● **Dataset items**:
>>

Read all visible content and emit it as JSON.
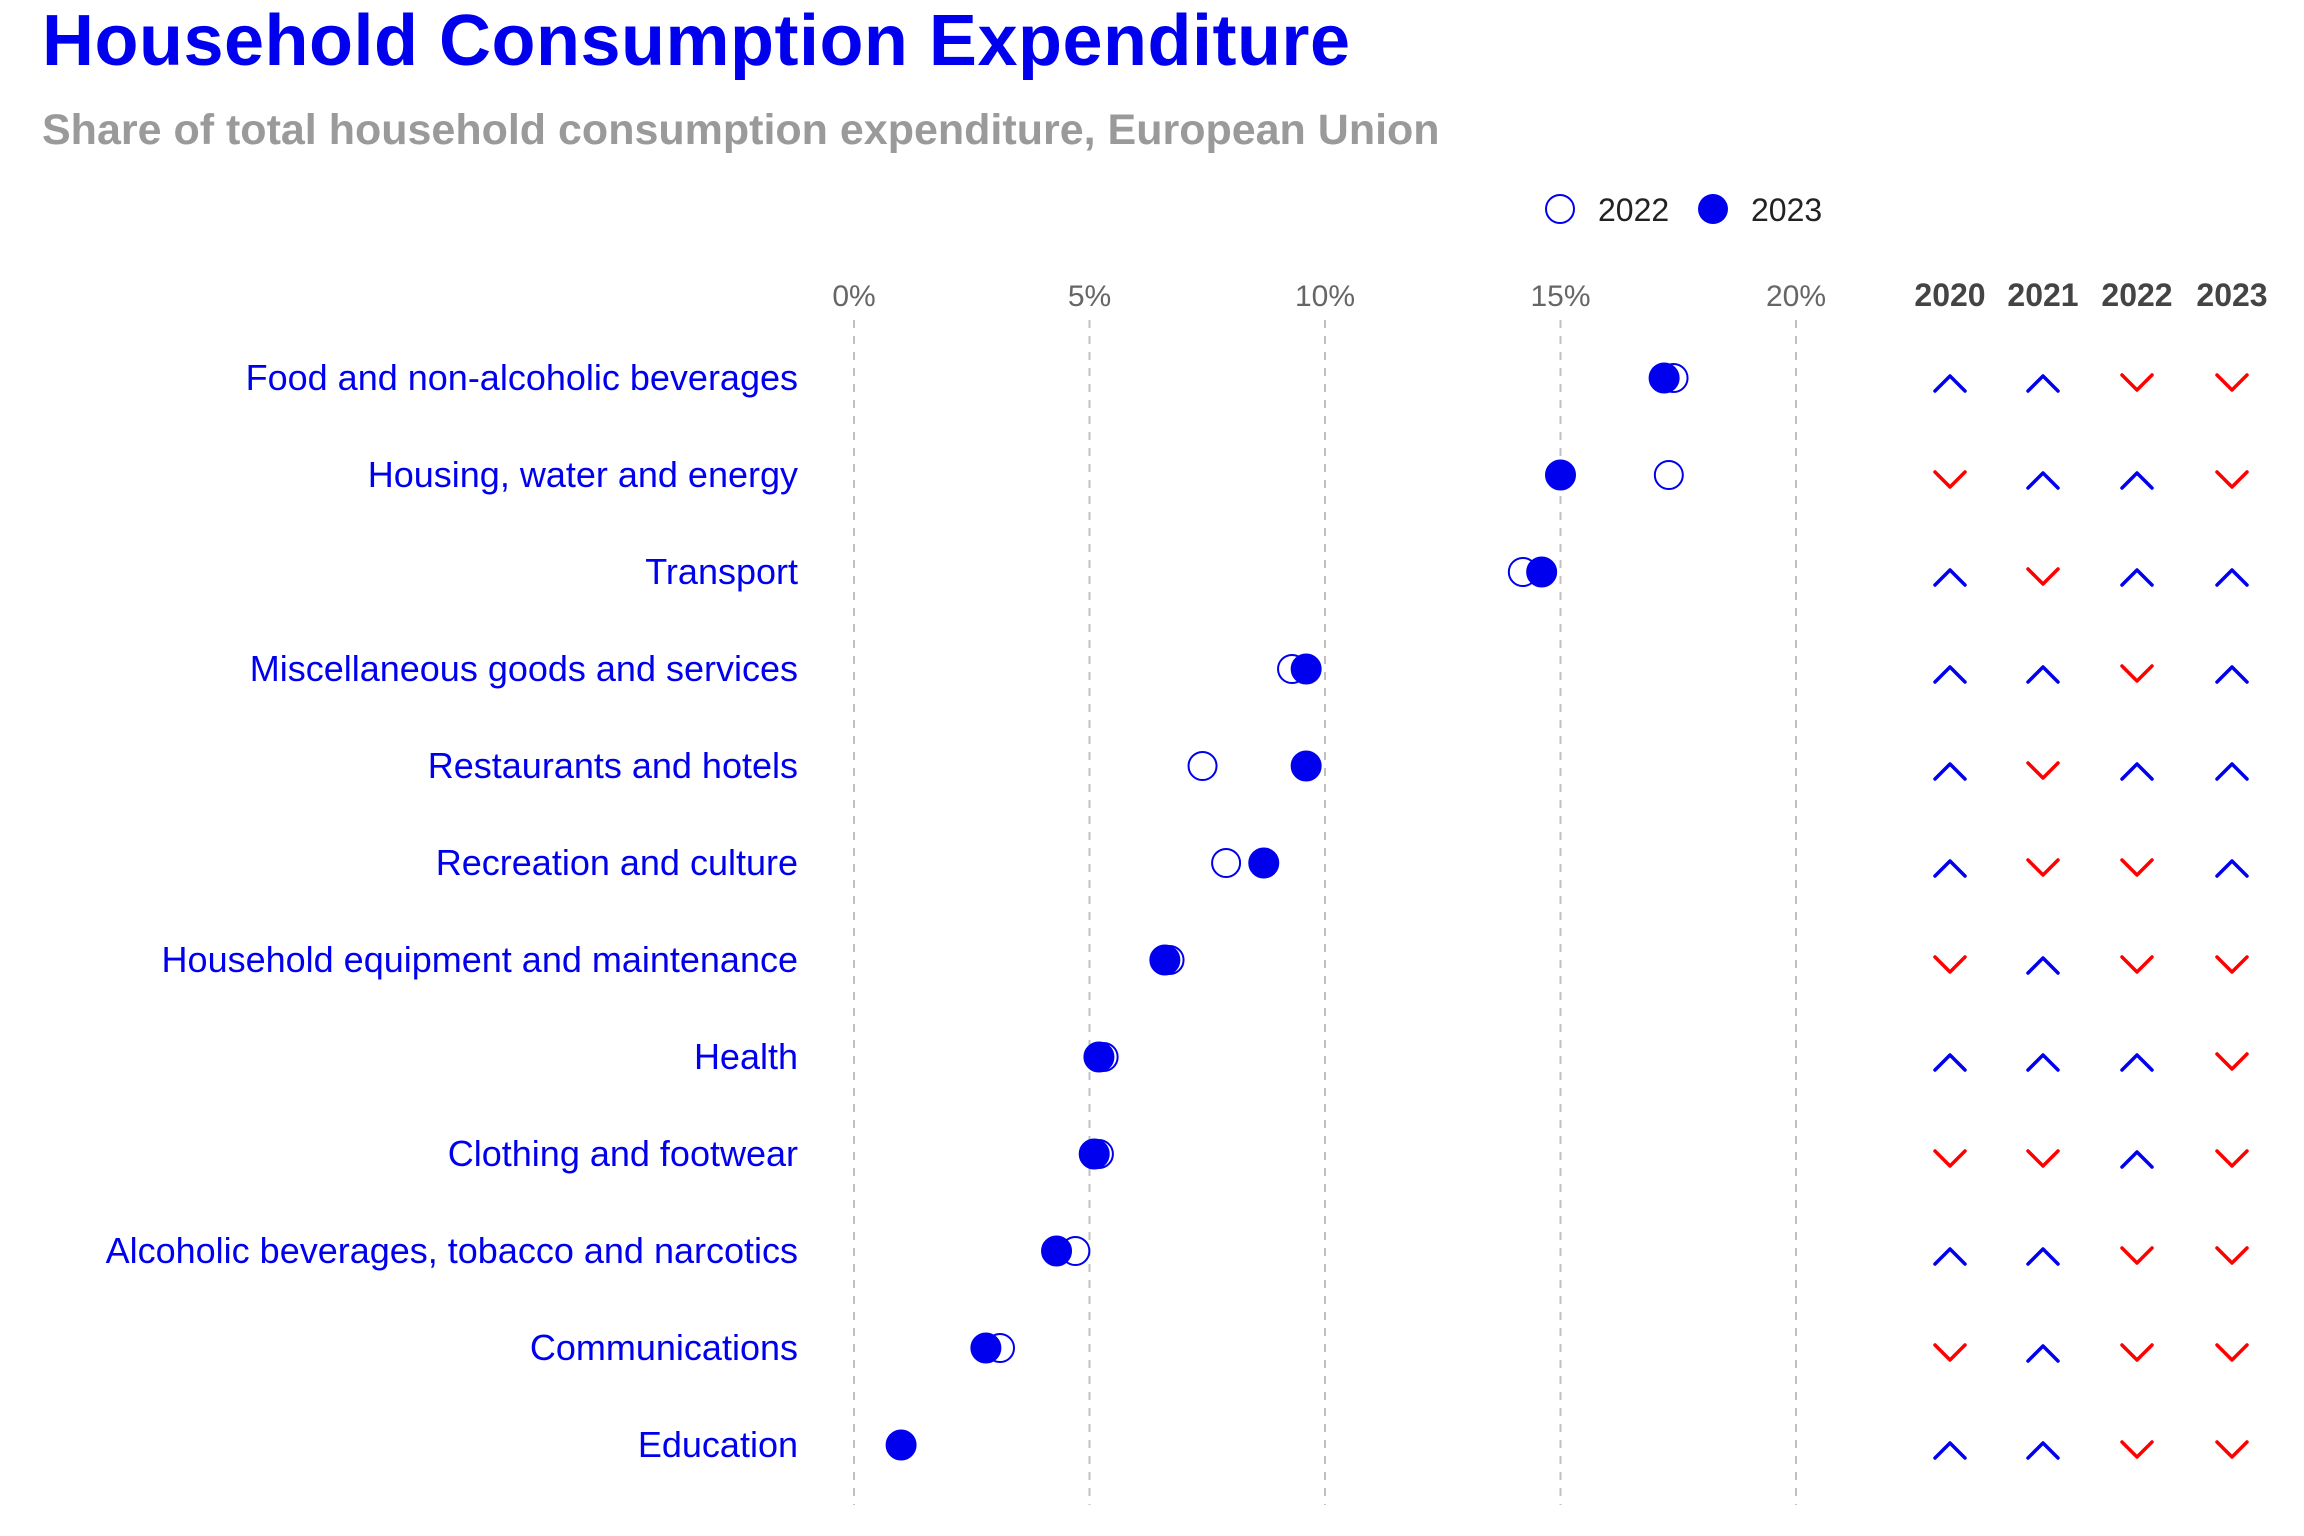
{
  "title": "Household Consumption Expenditure",
  "subtitle": "Share of total household consumption expenditure, European Union",
  "colors": {
    "accent": "#0000ee",
    "up": "#0000ee",
    "down": "#ff0000",
    "grid": "#c0c0c0",
    "tick": "#666666"
  },
  "chart_data": {
    "type": "scatter",
    "title": "Household Consumption Expenditure",
    "subtitle": "Share of total household consumption expenditure, European Union",
    "xlabel": "",
    "ylabel": "",
    "xlim": [
      0,
      20
    ],
    "x_ticks": [
      0,
      5,
      10,
      15,
      20
    ],
    "x_tick_labels": [
      "0%",
      "5%",
      "10%",
      "15%",
      "20%"
    ],
    "grid": "vertical dashed",
    "legend": {
      "position": "top-right",
      "entries": [
        {
          "name": "2022",
          "marker": "hollow-circle"
        },
        {
          "name": "2023",
          "marker": "filled-circle"
        }
      ]
    },
    "categories": [
      "Food and non-alcoholic beverages",
      "Housing, water and energy",
      "Transport",
      "Miscellaneous goods and services",
      "Restaurants and hotels",
      "Recreation and culture",
      "Household equipment and maintenance",
      "Health",
      "Clothing and footwear",
      "Alcoholic beverages, tobacco and narcotics",
      "Communications",
      "Education"
    ],
    "series": [
      {
        "name": "2022",
        "values": [
          17.4,
          17.3,
          14.2,
          9.3,
          7.4,
          7.9,
          6.7,
          5.3,
          5.2,
          4.7,
          3.1,
          1.0
        ]
      },
      {
        "name": "2023",
        "values": [
          17.2,
          15.0,
          14.6,
          9.6,
          9.6,
          8.7,
          6.6,
          5.2,
          5.1,
          4.3,
          2.8,
          1.0
        ]
      }
    ],
    "trend_years": [
      "2020",
      "2021",
      "2022",
      "2023"
    ],
    "trends": [
      [
        "up",
        "up",
        "down",
        "down"
      ],
      [
        "down",
        "up",
        "up",
        "down"
      ],
      [
        "up",
        "down",
        "up",
        "up"
      ],
      [
        "up",
        "up",
        "down",
        "up"
      ],
      [
        "up",
        "down",
        "up",
        "up"
      ],
      [
        "up",
        "down",
        "down",
        "up"
      ],
      [
        "down",
        "up",
        "down",
        "down"
      ],
      [
        "up",
        "up",
        "up",
        "down"
      ],
      [
        "down",
        "down",
        "up",
        "down"
      ],
      [
        "up",
        "up",
        "down",
        "down"
      ],
      [
        "down",
        "up",
        "down",
        "down"
      ],
      [
        "up",
        "up",
        "down",
        "down"
      ]
    ]
  }
}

<<

● **Problem to solve**:
Pull out all lines from the entries above in which the word "Union" appears.

● **Task result**:
  "subtitle": "Share of total household consumption expenditure, European Union",
    "subtitle": "Share of total household consumption expenditure, European Union",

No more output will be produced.